━━ EXERCISE MATERIALS ━━

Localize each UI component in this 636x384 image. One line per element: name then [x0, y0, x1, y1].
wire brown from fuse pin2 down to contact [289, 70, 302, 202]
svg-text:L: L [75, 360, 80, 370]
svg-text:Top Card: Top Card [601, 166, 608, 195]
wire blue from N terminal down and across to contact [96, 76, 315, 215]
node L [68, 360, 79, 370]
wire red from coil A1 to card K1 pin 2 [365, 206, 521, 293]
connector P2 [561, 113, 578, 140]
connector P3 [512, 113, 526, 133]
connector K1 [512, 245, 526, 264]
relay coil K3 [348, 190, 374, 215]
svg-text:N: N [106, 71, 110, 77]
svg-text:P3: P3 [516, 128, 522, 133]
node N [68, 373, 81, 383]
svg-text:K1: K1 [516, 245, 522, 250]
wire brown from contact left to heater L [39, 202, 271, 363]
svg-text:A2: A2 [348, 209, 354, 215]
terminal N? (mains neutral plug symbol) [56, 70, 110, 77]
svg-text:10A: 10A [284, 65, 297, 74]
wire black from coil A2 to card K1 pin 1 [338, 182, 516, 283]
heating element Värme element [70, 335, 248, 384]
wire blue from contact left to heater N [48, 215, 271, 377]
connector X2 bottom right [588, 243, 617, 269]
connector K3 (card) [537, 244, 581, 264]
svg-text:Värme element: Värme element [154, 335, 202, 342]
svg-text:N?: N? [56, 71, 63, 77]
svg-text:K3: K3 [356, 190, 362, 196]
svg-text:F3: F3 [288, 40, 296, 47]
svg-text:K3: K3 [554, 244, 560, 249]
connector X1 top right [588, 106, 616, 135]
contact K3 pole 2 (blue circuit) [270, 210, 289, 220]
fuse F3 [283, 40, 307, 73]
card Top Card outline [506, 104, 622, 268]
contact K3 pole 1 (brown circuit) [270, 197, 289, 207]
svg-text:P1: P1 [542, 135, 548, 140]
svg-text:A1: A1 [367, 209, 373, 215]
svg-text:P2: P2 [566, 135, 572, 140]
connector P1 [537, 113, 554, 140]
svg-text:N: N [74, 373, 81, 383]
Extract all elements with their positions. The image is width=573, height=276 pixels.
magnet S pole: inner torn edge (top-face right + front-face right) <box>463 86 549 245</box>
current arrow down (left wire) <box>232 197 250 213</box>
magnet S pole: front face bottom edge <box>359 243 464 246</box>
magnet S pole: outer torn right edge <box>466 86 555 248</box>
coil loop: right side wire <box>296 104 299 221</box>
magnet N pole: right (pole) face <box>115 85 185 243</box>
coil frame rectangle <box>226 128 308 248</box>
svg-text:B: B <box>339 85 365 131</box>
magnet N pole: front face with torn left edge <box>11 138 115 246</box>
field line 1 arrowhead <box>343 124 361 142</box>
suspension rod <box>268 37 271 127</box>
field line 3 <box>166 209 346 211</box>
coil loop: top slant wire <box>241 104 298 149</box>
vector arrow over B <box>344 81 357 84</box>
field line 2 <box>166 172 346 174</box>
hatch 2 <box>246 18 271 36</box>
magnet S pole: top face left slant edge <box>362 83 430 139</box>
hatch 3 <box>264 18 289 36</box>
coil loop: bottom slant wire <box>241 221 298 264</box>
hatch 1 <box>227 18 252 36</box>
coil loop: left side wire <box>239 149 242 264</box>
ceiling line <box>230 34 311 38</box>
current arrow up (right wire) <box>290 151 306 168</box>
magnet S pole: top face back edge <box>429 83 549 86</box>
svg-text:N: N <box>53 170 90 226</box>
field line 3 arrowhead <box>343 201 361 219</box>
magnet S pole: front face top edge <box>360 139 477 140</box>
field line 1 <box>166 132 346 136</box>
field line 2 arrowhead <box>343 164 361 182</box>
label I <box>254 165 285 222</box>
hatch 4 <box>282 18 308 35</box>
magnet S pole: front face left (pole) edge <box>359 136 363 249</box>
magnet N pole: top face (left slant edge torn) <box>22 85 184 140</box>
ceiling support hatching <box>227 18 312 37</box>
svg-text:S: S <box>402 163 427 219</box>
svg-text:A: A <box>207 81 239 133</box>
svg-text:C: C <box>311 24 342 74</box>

━━━

## GOAL
Convert every line of the entries above into a numbered list, leaving out any blank lines.

## EXERCISE ANSWER
1. Localize each UI component in this 636x384 image. One line per element: name then [x0, y0, x1, y1].
2. wire brown from fuse pin2 down to contact [289, 70, 302, 202]
3. svg-text:L: L [75, 360, 80, 370]
4. svg-text:Top Card: Top Card [601, 166, 608, 195]
5. wire blue from N terminal down and across to contact [96, 76, 315, 215]
6. node L [68, 360, 79, 370]
7. wire red from coil A1 to card K1 pin 2 [365, 206, 521, 293]
8. connector P2 [561, 113, 578, 140]
9. connector P3 [512, 113, 526, 133]
10. connector K1 [512, 245, 526, 264]
11. relay coil K3 [348, 190, 374, 215]
12. svg-text:N: N [106, 71, 110, 77]
13. svg-text:P3: P3 [516, 128, 522, 133]
14. node N [68, 373, 81, 383]
15. svg-text:K1: K1 [516, 245, 522, 250]
16. wire brown from contact left to heater L [39, 202, 271, 363]
17. svg-text:A2: A2 [348, 209, 354, 215]
18. terminal N? (mains neutral plug symbol) [56, 70, 110, 77]
19. svg-text:10A: 10A [284, 65, 297, 74]
20. wire black from coil A2 to card K1 pin 1 [338, 182, 516, 283]
21. heating element Värme element [70, 335, 248, 384]
22. wire blue from contact left to heater N [48, 215, 271, 377]
23. connector X2 bottom right [588, 243, 617, 269]
24. connector K3 (card) [537, 244, 581, 264]
25. svg-text:Värme element: Värme element [154, 335, 202, 342]
26. svg-text:N?: N? [56, 71, 63, 77]
27. svg-text:K3: K3 [356, 190, 362, 196]
28. svg-text:F3: F3 [288, 40, 296, 47]
29. svg-text:K3: K3 [554, 244, 560, 249]
30. connector X1 top right [588, 106, 616, 135]
31. contact K3 pole 2 (blue circuit) [270, 210, 289, 220]
32. fuse F3 [283, 40, 307, 73]
33. card Top Card outline [506, 104, 622, 268]
34. contact K3 pole 1 (brown circuit) [270, 197, 289, 207]
35. svg-text:P1: P1 [542, 135, 548, 140]
36. svg-text:A1: A1 [367, 209, 373, 215]
37. svg-text:P2: P2 [566, 135, 572, 140]
38. connector P1 [537, 113, 554, 140]
39. svg-text:N: N [74, 373, 81, 383]
40. Extract all elements with their positions. The image is width=573, height=276 pixels.
41. magnet S pole: inner torn edge (top-face right + front-face right) <box>463 86 549 245</box>
42. current arrow down (left wire) <box>232 197 250 213</box>
43. magnet S pole: front face bottom edge <box>359 243 464 246</box>
44. magnet S pole: outer torn right edge <box>466 86 555 248</box>
45. coil loop: right side wire <box>296 104 299 221</box>
46. magnet N pole: right (pole) face <box>115 85 185 243</box>
47. coil frame rectangle <box>226 128 308 248</box>
48. svg-text:B: B <box>339 85 365 131</box>
49. magnet N pole: front face with torn left edge <box>11 138 115 246</box>
50. field line 1 arrowhead <box>343 124 361 142</box>
51. suspension rod <box>268 37 271 127</box>
52. field line 3 <box>166 209 346 211</box>
53. coil loop: top slant wire <box>241 104 298 149</box>
54. vector arrow over B <box>344 81 357 84</box>
55. field line 2 <box>166 172 346 174</box>
56. hatch 2 <box>246 18 271 36</box>
57. magnet S pole: top face left slant edge <box>362 83 430 139</box>
58. hatch 3 <box>264 18 289 36</box>
59. coil loop: bottom slant wire <box>241 221 298 264</box>
60. hatch 1 <box>227 18 252 36</box>
61. coil loop: left side wire <box>239 149 242 264</box>
62. ceiling line <box>230 34 311 38</box>
63. current arrow up (right wire) <box>290 151 306 168</box>
64. magnet S pole: top face back edge <box>429 83 549 86</box>
65. svg-text:N: N <box>53 170 90 226</box>
66. field line 3 arrowhead <box>343 201 361 219</box>
67. magnet S pole: front face top edge <box>360 139 477 140</box>
68. field line 1 <box>166 132 346 136</box>
69. field line 2 arrowhead <box>343 164 361 182</box>
70. label I <box>254 165 285 222</box>
71. hatch 4 <box>282 18 308 35</box>
72. magnet S pole: front face left (pole) edge <box>359 136 363 249</box>
73. magnet N pole: top face (left slant edge torn) <box>22 85 184 140</box>
74. ceiling support hatching <box>227 18 312 37</box>
75. svg-text:S: S <box>402 163 427 219</box>
76. svg-text:A: A <box>207 81 239 133</box>
77. svg-text:C: C <box>311 24 342 74</box>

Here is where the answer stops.